[Stored items]
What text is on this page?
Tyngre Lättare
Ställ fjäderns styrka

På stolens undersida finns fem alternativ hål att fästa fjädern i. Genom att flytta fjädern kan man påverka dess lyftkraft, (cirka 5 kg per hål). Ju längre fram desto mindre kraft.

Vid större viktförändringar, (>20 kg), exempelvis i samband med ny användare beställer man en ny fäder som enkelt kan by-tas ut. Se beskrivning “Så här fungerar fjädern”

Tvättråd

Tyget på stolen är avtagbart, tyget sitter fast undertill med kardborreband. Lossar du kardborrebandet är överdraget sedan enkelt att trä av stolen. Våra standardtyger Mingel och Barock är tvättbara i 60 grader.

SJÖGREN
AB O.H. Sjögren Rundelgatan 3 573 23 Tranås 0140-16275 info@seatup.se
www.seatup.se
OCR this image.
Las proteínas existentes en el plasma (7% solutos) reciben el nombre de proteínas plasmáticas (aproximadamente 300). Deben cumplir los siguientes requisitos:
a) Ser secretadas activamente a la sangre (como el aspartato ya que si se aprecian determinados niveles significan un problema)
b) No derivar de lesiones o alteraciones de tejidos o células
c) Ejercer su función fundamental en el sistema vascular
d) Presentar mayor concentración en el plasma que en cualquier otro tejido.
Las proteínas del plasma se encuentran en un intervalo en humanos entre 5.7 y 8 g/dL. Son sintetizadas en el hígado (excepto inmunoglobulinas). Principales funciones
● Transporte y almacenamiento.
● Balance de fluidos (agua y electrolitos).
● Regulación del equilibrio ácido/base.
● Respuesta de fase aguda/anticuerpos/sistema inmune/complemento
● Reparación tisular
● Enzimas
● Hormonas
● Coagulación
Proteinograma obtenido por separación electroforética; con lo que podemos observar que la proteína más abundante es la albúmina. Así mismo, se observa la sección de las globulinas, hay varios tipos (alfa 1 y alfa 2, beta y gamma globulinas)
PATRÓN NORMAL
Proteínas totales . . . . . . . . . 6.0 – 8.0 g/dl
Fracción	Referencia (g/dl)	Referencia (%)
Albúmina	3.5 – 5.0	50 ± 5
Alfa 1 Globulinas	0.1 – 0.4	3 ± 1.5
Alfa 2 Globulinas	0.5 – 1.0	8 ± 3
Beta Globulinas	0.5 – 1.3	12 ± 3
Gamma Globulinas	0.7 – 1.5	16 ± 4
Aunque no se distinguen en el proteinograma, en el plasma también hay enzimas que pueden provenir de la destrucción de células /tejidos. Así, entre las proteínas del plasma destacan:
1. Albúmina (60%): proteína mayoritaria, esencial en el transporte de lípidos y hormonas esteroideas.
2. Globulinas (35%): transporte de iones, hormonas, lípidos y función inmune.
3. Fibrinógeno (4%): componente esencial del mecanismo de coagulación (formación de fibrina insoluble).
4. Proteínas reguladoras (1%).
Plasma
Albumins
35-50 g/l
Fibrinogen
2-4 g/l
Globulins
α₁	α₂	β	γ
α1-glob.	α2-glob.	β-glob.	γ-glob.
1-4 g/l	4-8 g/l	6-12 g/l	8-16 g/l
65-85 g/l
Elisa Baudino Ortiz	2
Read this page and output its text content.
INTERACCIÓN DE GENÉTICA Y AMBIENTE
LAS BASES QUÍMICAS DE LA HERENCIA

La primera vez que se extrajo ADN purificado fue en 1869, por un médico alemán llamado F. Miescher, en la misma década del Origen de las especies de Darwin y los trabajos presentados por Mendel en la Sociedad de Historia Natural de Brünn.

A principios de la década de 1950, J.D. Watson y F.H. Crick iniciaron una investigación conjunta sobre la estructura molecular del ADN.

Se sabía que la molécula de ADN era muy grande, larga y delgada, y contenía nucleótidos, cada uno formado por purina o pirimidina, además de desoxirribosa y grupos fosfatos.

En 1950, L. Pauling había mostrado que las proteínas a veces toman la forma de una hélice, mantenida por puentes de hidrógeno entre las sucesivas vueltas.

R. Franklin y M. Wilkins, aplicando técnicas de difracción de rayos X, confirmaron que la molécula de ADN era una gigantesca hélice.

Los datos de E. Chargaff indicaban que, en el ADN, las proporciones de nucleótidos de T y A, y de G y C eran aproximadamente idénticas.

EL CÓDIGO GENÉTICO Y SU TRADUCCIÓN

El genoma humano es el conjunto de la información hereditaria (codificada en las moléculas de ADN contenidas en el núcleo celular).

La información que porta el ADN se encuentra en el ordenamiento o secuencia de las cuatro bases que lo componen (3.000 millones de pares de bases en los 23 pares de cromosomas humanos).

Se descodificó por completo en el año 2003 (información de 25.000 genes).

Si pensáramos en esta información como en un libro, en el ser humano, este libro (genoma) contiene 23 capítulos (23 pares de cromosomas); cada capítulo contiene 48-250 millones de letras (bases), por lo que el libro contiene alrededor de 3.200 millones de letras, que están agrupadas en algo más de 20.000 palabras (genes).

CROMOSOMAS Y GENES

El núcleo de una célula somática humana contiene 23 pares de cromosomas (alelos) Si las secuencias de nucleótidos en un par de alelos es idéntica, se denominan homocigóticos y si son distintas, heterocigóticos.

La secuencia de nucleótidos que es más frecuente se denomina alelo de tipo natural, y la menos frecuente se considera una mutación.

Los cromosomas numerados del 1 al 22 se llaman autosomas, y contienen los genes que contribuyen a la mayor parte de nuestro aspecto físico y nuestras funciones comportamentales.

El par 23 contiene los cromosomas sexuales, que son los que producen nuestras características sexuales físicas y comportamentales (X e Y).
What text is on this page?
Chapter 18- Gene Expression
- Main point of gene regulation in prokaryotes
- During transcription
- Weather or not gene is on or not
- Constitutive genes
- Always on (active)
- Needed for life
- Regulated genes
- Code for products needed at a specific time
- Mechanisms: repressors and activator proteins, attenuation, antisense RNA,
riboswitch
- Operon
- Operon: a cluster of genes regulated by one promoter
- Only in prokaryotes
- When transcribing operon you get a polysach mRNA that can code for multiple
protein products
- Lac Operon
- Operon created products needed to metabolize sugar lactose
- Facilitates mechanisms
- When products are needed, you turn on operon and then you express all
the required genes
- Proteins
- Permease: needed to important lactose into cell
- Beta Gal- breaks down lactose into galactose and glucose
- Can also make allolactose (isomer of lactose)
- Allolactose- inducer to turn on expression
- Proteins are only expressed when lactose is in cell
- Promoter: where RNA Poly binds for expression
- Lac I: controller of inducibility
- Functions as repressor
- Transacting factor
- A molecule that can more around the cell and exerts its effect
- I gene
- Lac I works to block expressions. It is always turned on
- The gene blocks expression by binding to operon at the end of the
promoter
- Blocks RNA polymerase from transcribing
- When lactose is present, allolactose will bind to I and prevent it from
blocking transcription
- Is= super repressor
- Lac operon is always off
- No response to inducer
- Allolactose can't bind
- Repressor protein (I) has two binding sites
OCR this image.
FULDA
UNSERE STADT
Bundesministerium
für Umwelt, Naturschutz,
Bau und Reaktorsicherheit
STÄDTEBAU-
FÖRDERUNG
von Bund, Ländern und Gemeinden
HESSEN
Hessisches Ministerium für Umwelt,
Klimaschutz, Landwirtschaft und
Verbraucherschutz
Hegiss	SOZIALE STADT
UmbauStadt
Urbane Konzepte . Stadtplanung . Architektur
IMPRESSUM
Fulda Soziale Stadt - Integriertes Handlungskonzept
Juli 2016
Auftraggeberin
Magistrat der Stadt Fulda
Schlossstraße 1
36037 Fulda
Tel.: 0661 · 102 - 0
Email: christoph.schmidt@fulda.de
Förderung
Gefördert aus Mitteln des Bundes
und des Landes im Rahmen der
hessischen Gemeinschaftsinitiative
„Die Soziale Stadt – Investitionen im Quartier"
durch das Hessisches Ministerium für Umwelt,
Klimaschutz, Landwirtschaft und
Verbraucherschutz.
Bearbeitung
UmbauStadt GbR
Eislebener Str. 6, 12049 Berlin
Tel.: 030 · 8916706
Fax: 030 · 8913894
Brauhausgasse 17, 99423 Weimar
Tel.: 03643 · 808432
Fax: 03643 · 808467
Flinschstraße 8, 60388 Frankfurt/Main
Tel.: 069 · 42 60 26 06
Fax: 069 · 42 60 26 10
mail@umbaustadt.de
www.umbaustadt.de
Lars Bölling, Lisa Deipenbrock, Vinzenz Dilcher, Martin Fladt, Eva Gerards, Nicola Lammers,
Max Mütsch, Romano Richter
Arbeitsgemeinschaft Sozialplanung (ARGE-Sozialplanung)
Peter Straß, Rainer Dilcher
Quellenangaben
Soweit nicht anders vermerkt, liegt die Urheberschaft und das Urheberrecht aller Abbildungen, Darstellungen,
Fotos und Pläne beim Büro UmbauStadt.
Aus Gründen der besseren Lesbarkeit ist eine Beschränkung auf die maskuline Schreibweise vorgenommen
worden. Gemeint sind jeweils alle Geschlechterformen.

[Your assignment]
Looking at the records, how many of the lines contain the string "pares"? Only the number should be given.

[Solution]
3